◆ Recorded data ◆
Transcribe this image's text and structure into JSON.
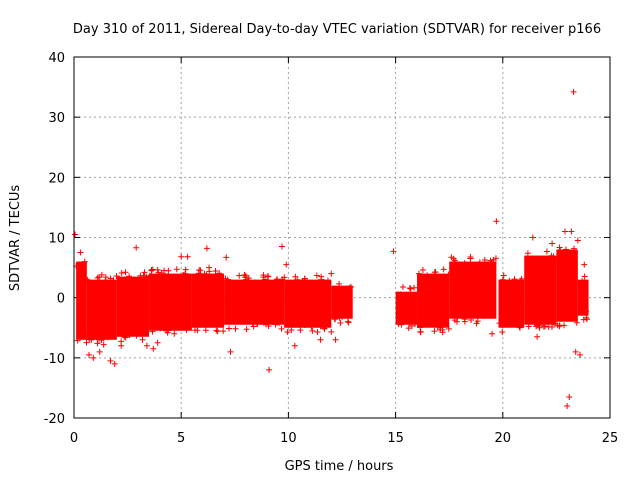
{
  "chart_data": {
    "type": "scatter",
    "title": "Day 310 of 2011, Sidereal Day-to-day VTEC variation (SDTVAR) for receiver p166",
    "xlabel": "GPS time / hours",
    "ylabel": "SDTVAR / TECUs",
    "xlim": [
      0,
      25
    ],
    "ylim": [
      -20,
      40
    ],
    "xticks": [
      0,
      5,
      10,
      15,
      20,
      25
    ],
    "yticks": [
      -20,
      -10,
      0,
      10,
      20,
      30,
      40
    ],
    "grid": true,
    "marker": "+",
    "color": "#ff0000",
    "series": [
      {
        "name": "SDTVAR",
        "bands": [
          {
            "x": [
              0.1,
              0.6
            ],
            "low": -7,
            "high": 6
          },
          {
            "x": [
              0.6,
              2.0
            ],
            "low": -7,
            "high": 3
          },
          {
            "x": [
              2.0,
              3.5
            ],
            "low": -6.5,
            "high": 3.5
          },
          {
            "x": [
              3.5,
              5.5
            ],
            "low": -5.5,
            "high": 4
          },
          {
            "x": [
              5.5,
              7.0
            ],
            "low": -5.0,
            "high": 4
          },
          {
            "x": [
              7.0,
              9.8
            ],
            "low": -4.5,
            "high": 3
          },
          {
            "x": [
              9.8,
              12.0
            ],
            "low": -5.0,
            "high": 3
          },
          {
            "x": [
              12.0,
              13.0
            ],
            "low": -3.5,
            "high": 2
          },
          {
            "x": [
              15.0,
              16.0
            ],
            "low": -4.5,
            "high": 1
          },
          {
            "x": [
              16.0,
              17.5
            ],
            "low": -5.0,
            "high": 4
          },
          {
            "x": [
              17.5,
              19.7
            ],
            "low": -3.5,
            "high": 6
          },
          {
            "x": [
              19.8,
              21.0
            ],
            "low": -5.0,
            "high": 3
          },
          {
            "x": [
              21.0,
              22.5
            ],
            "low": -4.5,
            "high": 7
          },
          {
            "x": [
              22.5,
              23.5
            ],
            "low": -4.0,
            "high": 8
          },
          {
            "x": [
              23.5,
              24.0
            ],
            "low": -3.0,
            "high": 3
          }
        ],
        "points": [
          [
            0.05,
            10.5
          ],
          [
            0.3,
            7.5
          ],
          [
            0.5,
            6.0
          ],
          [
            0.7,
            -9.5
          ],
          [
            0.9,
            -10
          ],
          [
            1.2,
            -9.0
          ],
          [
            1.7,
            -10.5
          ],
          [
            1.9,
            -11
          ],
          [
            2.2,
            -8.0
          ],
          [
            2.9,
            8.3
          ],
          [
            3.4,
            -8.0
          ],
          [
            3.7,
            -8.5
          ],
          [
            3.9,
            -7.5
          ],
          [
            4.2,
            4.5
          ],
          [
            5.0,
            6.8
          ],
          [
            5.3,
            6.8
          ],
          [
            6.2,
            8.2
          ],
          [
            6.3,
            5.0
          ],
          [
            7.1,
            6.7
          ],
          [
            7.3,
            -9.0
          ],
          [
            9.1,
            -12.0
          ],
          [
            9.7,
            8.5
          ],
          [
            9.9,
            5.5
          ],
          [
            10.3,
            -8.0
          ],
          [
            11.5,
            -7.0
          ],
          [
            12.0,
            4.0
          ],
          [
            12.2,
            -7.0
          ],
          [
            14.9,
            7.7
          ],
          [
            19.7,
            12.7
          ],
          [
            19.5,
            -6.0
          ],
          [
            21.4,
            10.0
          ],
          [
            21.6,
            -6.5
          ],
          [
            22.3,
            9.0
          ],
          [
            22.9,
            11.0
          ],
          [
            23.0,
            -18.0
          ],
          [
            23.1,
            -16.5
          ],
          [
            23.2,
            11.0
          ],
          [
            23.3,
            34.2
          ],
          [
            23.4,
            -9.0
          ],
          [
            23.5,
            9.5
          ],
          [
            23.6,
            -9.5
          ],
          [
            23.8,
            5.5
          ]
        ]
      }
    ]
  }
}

...

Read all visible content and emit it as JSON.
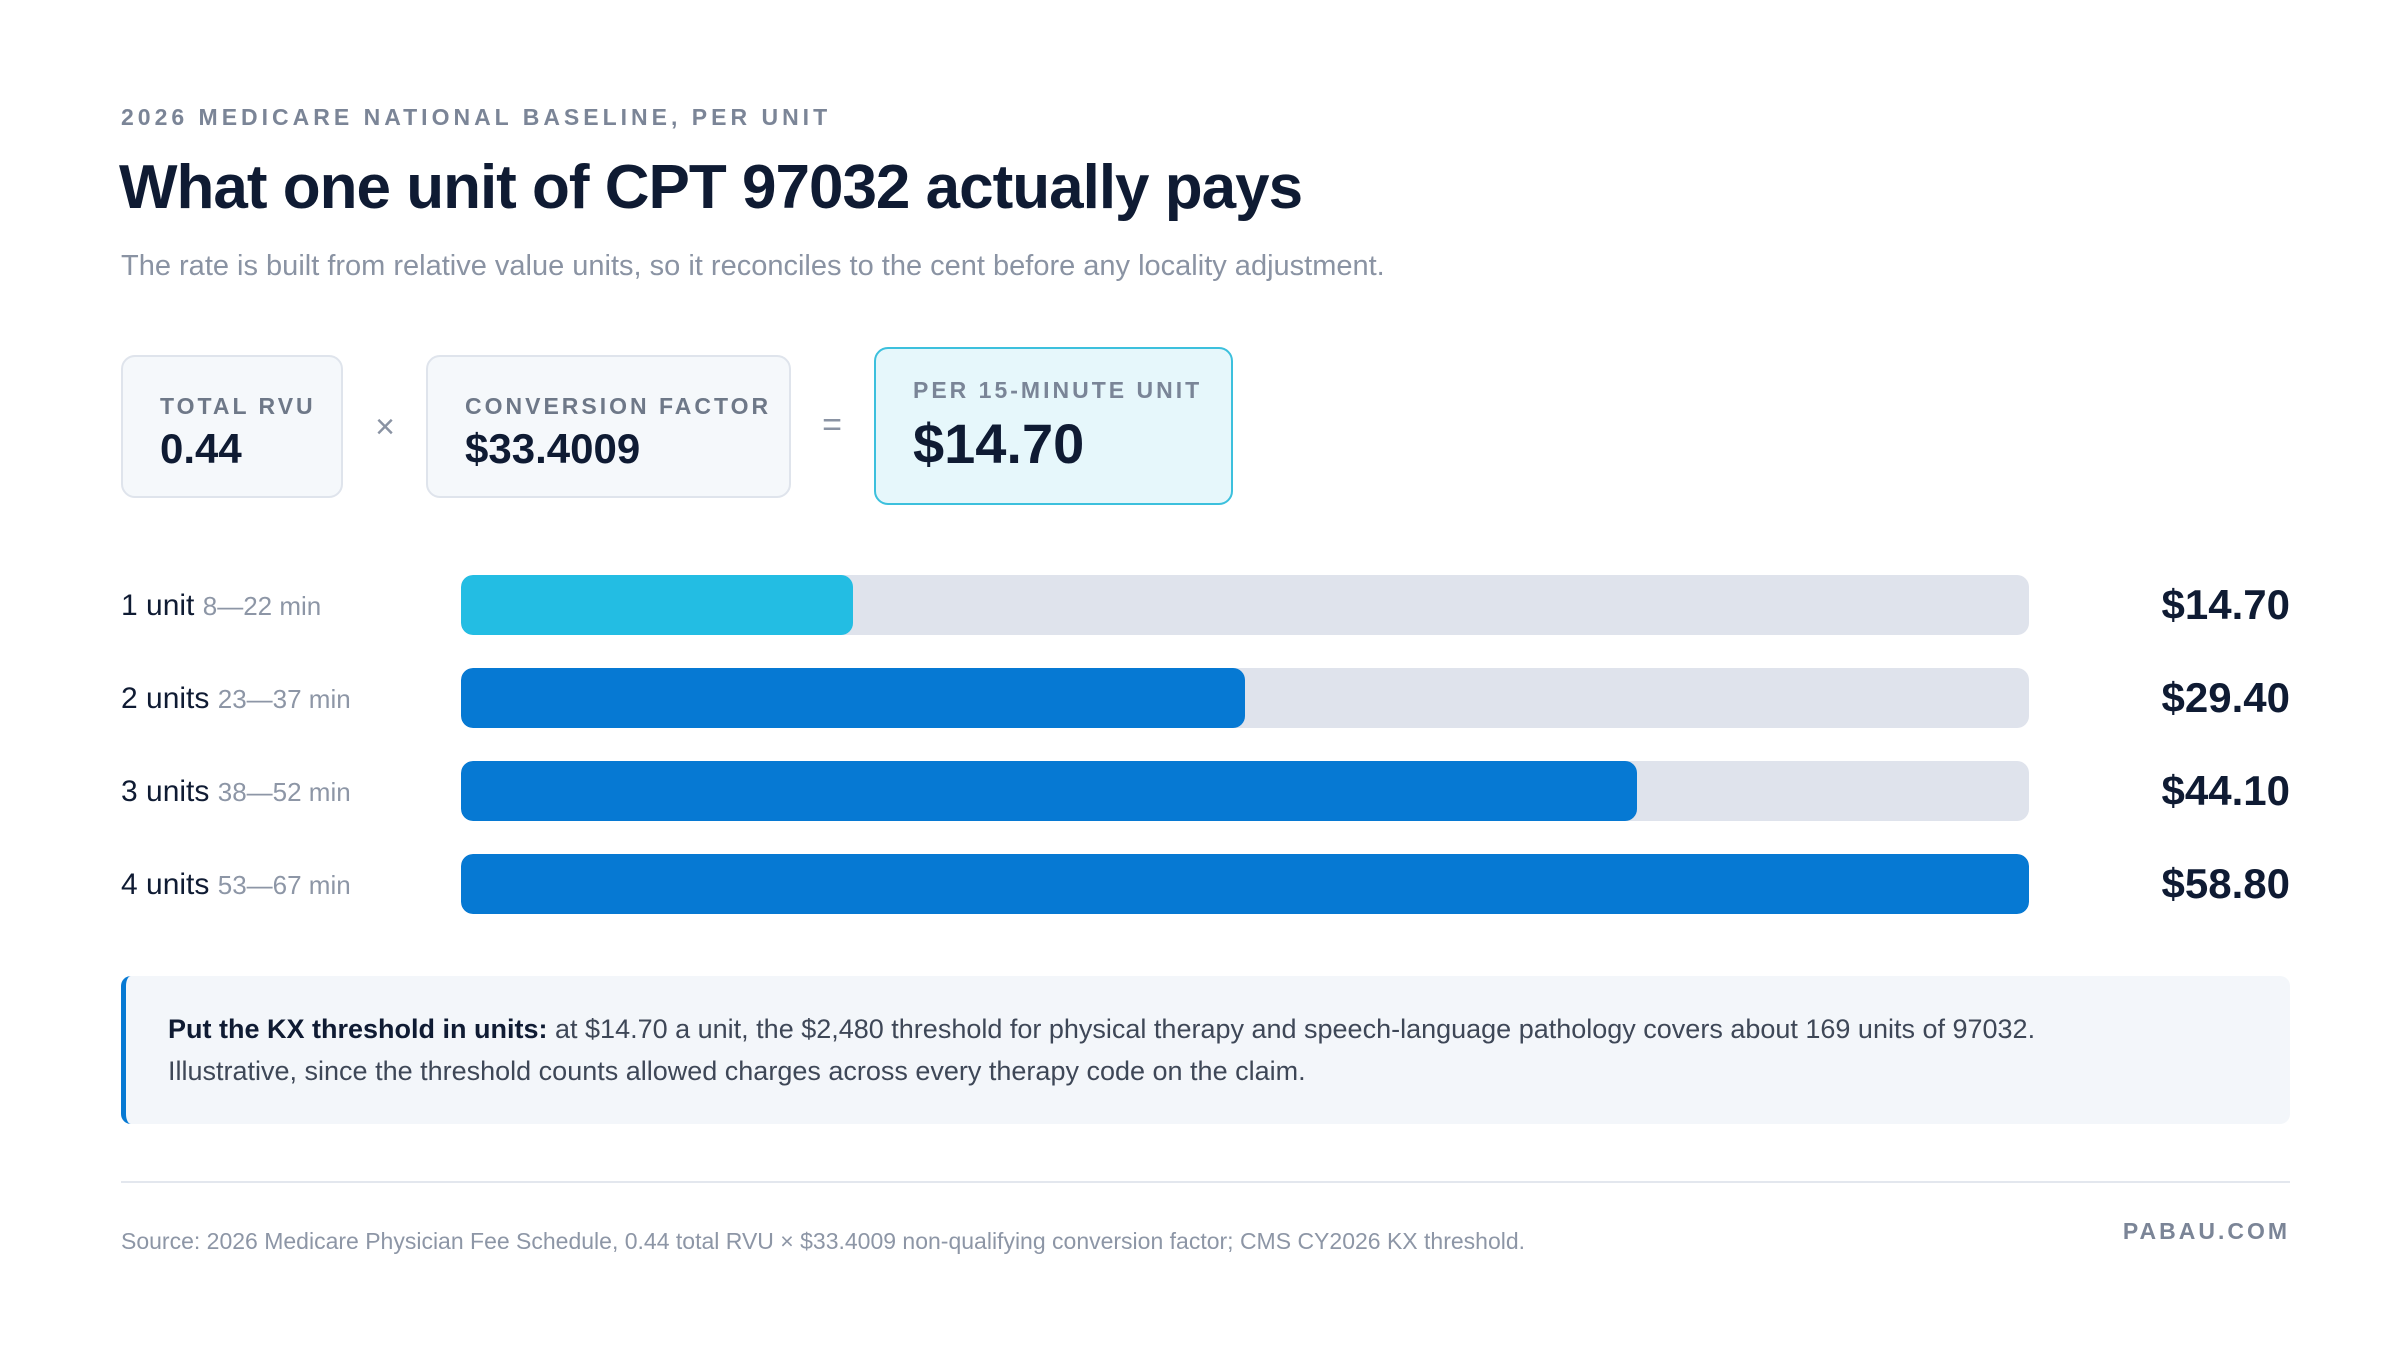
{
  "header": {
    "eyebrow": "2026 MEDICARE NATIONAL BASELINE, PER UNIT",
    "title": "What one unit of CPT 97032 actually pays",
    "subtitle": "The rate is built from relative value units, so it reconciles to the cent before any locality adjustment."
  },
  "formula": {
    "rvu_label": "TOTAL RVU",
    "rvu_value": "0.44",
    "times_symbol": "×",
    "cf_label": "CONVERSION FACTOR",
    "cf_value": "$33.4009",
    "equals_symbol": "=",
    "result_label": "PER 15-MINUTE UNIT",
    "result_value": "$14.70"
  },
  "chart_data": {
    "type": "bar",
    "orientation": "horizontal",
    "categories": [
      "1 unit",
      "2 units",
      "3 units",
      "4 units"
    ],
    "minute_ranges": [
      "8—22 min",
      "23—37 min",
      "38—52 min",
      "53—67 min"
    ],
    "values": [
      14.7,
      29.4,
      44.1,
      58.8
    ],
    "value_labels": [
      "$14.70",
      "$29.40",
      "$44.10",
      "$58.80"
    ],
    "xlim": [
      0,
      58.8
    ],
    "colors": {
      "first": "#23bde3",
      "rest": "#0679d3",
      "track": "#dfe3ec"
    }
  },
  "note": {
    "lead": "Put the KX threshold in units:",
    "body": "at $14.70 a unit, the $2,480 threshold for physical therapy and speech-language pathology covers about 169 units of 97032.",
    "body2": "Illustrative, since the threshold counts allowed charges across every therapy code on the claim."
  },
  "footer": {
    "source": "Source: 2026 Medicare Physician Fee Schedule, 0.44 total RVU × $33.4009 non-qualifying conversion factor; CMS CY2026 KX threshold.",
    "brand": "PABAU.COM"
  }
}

◆ Exercise instructions ◆
Copy out each line of the records where the string "threshold" appears.

◆ Correct response ◆
    "lead": "Put the KX threshold in units:",
    "body": "at $14.70 a unit, the $2,480 threshold for physical therapy and speech-language pathology covers about 169 units of 97032.",
    "body2": "Illustrative, since the threshold counts allowed charges across every therapy code on the claim."
    "source": "Source: 2026 Medicare Physician Fee Schedule, 0.44 total RVU × $33.4009 non-qualifying conversion factor; CMS CY2026 KX threshold.",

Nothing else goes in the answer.